SHORT EXERCISE:
Only lines with the string "content" matter here; gather them from the material below.

INFORMATION PROVIDED:
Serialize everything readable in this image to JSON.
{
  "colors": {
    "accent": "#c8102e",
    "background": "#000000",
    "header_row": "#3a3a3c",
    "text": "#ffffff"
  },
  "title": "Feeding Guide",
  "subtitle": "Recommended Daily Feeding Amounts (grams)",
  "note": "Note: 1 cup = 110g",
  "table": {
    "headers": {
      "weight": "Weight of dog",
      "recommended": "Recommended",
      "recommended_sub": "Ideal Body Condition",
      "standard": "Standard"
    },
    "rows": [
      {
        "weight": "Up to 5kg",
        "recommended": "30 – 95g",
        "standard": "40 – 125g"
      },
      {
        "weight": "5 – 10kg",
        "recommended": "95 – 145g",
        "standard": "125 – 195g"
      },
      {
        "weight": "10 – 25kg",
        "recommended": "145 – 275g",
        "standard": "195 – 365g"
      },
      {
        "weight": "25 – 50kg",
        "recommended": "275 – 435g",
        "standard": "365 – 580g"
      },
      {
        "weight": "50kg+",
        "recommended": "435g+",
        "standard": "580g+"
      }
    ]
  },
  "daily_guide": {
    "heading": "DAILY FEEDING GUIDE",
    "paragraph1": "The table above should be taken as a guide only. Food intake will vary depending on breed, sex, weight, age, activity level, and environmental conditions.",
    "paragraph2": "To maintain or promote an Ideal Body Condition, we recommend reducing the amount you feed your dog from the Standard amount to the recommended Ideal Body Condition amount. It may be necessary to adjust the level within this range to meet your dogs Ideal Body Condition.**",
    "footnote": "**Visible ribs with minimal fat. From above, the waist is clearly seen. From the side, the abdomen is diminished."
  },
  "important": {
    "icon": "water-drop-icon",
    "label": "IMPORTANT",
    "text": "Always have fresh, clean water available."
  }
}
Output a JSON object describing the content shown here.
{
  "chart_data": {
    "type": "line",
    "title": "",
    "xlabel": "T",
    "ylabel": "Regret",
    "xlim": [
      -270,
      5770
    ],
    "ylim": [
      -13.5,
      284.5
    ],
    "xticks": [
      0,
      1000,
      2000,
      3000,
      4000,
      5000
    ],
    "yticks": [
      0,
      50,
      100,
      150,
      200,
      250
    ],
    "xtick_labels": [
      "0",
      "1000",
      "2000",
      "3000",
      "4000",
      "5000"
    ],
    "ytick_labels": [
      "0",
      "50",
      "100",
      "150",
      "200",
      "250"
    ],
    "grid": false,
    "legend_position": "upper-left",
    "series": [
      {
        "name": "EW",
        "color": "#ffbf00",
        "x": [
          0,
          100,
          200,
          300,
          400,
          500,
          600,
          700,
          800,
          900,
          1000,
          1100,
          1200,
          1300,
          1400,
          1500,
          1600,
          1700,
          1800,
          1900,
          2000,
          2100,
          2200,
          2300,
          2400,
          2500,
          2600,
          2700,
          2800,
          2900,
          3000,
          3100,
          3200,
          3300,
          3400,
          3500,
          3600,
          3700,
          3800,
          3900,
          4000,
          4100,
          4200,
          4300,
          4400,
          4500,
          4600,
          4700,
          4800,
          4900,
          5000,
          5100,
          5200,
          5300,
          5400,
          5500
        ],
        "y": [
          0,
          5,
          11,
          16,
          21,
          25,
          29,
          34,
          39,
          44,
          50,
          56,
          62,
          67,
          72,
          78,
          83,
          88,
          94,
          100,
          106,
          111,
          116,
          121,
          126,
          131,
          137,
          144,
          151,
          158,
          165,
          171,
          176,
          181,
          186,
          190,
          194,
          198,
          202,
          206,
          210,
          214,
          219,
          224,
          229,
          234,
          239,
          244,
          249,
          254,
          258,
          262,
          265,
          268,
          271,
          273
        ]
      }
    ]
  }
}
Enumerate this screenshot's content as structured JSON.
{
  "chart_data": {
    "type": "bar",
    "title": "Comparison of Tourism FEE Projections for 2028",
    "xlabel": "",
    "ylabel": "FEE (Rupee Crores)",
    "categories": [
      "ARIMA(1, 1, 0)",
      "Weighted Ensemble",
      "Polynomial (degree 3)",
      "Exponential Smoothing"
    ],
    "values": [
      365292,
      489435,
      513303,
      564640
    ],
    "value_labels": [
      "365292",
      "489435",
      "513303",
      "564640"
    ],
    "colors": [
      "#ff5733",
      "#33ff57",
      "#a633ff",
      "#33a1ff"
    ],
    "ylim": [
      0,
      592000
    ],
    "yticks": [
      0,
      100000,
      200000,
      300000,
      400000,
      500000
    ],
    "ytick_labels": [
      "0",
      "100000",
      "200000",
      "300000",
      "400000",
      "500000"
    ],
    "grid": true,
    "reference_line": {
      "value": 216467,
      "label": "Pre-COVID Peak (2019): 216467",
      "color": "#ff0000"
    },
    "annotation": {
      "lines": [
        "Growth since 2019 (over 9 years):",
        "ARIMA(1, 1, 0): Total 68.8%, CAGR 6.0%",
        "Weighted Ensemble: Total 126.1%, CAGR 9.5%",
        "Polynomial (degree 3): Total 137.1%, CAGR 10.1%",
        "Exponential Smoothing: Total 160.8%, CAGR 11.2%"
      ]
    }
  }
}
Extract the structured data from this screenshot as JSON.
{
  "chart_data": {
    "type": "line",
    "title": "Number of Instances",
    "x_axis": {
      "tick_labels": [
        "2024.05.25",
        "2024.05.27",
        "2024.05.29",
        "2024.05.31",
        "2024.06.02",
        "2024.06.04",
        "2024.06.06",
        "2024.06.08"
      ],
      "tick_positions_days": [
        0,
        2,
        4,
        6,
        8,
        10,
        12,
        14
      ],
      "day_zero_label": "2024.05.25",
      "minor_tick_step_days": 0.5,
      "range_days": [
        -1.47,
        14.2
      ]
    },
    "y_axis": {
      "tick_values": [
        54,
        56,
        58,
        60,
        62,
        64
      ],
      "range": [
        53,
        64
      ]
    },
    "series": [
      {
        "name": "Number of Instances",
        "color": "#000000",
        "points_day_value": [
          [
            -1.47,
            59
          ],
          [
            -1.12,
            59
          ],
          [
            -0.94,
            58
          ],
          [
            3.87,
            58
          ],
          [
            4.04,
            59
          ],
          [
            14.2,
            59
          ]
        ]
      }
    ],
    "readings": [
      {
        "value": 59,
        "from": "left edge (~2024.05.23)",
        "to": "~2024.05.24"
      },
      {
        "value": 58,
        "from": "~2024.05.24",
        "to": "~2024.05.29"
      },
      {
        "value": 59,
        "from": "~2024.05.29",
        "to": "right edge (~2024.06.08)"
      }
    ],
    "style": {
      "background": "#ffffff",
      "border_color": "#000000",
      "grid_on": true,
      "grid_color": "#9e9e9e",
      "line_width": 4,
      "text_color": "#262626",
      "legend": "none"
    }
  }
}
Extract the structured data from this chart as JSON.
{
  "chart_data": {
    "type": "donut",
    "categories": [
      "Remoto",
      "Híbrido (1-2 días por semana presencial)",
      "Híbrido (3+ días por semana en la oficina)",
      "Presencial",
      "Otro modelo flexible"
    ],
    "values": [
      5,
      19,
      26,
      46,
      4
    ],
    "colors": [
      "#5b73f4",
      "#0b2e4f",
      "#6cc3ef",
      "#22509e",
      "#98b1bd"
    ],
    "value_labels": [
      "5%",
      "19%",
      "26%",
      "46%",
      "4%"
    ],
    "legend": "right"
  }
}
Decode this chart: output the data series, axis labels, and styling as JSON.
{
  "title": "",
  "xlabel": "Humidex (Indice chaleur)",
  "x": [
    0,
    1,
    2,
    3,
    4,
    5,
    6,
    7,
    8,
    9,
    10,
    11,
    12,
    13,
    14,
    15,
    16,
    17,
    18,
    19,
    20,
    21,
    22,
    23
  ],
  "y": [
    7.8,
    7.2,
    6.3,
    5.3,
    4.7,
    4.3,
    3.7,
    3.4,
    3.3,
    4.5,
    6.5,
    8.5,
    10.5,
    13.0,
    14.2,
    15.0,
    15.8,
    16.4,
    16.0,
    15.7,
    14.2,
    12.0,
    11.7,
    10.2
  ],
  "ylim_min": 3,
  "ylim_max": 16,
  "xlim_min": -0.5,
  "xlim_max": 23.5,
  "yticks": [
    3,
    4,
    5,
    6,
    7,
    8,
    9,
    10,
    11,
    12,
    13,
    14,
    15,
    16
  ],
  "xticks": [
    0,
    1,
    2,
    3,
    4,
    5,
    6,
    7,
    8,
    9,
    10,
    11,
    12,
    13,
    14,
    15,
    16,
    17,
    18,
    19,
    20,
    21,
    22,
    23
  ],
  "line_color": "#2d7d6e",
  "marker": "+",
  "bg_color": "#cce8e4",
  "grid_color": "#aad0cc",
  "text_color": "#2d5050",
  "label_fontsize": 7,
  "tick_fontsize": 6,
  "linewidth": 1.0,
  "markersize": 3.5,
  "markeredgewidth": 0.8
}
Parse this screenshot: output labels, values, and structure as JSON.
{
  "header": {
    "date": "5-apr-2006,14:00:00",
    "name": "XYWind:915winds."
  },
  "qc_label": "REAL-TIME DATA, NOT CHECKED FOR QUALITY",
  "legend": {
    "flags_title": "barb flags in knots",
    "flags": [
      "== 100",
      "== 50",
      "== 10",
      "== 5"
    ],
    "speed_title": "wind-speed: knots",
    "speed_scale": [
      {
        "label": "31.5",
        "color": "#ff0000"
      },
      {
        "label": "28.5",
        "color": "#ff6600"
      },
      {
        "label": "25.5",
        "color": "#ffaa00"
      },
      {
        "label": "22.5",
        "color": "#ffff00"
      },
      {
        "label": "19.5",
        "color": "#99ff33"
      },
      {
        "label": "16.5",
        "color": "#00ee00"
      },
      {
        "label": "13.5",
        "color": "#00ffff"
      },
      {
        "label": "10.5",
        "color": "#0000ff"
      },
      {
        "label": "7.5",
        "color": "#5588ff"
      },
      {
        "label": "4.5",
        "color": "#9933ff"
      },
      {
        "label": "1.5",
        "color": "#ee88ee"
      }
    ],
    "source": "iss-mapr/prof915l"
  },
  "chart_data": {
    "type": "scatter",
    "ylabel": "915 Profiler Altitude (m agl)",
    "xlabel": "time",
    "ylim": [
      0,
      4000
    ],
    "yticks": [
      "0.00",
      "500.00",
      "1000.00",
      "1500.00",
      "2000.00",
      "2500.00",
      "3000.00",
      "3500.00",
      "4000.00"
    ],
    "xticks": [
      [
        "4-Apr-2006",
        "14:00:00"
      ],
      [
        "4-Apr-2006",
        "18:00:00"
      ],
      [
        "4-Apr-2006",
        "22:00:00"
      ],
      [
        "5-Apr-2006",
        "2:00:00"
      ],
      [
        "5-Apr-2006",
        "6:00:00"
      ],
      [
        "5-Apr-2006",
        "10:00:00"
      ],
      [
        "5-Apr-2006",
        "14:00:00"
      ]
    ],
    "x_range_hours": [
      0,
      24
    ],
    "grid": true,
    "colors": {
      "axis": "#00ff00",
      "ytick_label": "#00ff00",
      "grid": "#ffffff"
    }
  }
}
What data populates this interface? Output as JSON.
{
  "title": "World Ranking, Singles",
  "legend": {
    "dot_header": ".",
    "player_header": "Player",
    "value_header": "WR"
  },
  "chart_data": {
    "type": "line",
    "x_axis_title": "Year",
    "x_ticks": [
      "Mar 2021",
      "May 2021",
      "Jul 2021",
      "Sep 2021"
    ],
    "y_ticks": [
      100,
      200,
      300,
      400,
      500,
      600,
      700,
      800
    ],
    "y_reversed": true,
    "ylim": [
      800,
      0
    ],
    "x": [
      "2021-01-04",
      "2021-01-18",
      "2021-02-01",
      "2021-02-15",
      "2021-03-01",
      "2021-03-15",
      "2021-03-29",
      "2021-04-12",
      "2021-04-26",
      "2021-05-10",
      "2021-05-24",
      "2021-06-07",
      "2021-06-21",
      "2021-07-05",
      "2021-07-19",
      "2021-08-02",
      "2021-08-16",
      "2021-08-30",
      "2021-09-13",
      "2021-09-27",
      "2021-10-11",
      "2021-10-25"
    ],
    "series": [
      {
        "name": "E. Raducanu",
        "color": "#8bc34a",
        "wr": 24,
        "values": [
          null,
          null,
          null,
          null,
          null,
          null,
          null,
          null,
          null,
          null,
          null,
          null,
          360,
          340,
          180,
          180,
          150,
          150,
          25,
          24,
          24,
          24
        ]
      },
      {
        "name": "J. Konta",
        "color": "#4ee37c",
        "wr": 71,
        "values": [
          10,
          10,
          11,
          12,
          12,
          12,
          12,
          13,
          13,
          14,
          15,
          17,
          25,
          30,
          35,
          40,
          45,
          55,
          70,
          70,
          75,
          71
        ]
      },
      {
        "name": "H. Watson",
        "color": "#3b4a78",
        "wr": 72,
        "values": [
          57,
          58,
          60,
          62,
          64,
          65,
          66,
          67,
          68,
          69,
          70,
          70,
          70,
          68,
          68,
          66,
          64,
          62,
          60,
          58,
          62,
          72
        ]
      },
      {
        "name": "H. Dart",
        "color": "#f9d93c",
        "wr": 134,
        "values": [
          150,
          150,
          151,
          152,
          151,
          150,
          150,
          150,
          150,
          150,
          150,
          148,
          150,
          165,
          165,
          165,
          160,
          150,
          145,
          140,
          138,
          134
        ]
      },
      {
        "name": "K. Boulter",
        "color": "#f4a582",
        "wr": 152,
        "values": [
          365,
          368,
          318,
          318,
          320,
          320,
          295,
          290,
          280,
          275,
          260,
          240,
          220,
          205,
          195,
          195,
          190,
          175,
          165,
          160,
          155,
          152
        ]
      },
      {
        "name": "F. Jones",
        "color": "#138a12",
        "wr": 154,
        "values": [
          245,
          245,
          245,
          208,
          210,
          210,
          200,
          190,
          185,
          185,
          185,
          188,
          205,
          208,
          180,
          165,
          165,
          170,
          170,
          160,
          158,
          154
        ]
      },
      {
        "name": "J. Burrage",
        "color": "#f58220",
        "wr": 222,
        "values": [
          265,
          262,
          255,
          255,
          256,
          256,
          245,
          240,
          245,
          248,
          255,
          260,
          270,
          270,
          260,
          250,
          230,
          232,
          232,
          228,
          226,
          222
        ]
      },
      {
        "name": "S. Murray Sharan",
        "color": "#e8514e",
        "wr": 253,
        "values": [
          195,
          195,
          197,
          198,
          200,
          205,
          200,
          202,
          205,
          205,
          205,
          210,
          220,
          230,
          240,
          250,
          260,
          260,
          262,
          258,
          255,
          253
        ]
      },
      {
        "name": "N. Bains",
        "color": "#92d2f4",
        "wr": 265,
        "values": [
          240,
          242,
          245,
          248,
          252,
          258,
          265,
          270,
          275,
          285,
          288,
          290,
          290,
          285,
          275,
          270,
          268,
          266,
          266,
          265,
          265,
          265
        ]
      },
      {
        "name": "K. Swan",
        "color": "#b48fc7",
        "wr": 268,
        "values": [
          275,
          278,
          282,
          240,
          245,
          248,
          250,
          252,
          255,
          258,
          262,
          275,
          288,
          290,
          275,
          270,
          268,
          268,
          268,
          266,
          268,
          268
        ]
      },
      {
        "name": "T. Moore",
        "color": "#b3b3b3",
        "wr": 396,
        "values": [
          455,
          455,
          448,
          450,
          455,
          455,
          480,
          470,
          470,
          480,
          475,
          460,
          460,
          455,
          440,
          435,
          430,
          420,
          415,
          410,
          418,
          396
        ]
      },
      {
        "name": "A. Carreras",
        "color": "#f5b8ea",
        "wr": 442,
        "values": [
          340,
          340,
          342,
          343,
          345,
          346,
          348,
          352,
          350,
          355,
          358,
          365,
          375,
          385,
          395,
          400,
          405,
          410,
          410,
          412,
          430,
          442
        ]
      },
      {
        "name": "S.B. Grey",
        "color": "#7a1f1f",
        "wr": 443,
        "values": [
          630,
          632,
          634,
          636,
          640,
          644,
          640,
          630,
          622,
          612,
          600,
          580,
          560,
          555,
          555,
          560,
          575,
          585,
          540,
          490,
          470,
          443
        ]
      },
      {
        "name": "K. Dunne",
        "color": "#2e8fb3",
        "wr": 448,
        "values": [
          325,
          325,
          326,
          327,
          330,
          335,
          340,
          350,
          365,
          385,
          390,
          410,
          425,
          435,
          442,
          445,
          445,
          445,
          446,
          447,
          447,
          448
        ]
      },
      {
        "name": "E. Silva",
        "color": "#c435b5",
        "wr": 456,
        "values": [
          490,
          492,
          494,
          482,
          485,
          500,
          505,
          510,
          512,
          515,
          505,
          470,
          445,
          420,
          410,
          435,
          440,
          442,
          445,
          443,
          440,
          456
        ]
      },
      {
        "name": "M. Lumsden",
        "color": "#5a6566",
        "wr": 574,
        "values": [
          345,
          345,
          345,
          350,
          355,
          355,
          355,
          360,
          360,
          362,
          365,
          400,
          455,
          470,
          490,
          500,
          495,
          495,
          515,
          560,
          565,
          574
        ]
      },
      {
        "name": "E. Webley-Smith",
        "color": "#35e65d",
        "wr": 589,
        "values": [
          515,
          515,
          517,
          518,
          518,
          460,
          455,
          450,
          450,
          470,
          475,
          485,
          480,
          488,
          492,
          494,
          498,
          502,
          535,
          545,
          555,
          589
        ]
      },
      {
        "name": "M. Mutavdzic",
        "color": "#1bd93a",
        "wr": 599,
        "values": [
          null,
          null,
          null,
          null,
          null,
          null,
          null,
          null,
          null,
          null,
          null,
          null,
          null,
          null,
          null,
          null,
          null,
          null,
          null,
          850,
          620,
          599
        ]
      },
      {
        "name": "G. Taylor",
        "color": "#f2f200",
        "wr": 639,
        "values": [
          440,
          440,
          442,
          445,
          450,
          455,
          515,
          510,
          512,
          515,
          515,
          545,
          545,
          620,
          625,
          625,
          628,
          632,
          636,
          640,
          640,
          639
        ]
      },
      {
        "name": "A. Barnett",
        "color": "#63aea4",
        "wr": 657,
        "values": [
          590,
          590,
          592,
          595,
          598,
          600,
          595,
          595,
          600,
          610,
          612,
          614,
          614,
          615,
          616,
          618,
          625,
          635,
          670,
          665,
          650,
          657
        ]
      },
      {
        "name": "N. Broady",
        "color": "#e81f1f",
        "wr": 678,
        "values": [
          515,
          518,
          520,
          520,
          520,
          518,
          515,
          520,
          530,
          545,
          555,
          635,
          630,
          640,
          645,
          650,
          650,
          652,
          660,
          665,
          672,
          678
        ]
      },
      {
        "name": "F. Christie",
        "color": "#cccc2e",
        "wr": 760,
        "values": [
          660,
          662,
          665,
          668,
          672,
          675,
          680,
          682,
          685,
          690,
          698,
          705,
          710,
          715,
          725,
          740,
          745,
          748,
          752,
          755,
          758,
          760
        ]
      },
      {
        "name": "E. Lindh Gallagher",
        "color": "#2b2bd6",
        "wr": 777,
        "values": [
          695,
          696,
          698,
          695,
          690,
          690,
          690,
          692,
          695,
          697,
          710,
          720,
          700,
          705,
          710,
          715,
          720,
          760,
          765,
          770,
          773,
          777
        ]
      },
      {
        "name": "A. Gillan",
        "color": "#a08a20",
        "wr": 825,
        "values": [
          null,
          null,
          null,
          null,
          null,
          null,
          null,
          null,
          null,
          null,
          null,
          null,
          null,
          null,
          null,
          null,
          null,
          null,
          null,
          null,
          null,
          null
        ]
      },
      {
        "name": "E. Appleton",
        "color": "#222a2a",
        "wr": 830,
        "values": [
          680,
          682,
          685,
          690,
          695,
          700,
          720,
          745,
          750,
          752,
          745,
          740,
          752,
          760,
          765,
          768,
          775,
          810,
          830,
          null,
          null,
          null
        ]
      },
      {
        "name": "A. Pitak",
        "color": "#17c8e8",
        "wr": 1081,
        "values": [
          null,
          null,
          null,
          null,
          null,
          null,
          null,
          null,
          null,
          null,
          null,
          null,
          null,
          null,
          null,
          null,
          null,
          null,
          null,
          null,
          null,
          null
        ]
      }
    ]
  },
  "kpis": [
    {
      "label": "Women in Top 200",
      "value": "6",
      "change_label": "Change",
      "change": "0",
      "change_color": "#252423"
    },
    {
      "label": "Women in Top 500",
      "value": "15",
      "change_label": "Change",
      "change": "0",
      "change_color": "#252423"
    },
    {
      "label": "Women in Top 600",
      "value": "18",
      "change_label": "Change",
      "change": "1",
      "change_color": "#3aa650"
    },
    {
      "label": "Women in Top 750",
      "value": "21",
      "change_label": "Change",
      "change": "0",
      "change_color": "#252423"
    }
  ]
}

TASK SOLUTION:
Output a JSON object describing the content shown here.
Enumerate this screenshot's content as structured JSON.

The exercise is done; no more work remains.